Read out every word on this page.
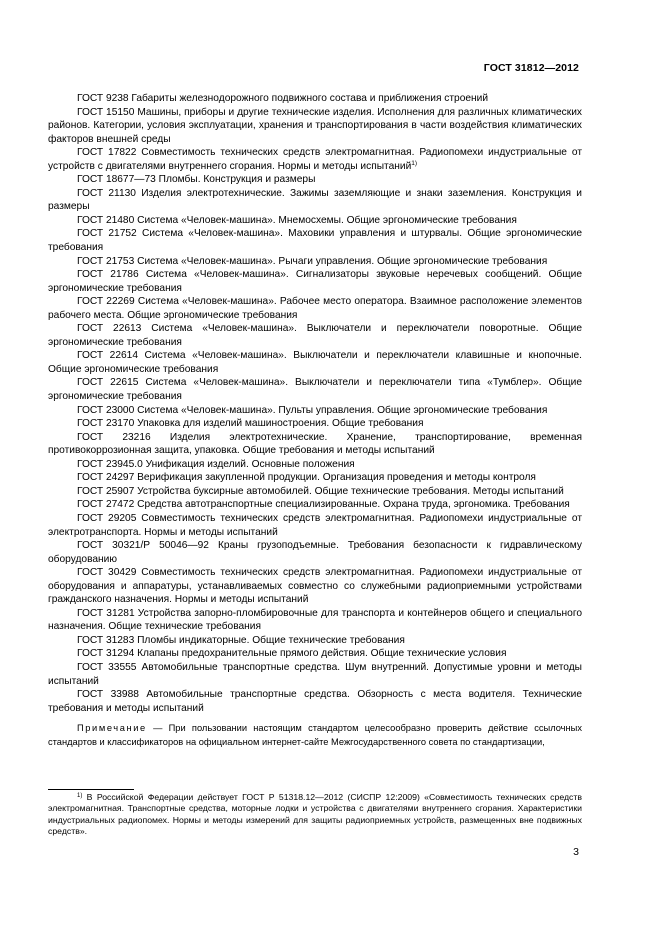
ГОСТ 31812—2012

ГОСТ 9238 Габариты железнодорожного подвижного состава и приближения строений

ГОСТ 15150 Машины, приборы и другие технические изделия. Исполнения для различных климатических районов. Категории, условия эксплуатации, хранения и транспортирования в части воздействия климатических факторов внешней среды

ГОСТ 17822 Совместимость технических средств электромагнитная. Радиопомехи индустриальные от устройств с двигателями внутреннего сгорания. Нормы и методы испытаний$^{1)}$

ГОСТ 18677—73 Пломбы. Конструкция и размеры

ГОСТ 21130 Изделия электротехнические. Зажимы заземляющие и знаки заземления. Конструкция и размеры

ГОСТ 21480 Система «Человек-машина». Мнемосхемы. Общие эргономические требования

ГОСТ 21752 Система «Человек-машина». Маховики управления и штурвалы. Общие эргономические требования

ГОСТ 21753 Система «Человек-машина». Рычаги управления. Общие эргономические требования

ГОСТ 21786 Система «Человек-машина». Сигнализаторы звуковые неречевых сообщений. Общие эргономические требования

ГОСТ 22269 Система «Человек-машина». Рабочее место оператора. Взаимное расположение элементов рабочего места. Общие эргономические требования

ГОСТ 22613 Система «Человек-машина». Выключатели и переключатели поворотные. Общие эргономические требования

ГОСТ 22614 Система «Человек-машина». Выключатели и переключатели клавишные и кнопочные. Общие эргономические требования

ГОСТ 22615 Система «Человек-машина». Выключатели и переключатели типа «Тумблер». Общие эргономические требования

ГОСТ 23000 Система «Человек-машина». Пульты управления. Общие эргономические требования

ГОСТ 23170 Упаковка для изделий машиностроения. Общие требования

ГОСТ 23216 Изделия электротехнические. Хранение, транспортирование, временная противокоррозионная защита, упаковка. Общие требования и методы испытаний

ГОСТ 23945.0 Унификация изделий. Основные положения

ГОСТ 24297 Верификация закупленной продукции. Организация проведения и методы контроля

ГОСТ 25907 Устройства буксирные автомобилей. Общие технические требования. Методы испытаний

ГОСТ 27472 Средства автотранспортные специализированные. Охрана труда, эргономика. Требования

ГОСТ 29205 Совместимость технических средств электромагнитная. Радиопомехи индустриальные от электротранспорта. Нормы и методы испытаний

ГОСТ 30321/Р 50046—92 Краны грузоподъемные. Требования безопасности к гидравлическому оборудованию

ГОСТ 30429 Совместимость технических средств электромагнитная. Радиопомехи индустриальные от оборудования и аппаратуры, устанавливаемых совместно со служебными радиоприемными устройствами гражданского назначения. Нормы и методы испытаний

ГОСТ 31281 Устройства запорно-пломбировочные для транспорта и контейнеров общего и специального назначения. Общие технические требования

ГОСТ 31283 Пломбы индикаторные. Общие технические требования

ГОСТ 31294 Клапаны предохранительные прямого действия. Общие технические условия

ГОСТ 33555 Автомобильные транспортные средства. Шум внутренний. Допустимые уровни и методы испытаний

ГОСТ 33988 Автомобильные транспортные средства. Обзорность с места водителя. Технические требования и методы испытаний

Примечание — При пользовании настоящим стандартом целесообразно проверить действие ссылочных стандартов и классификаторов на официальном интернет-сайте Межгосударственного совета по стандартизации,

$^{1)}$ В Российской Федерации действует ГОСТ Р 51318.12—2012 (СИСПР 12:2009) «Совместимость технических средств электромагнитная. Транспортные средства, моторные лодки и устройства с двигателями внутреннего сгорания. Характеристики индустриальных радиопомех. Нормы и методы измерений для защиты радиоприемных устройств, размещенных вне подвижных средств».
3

++++++++++

Read the data above and count the lines that include "Конструкция". Answer only with the count.

2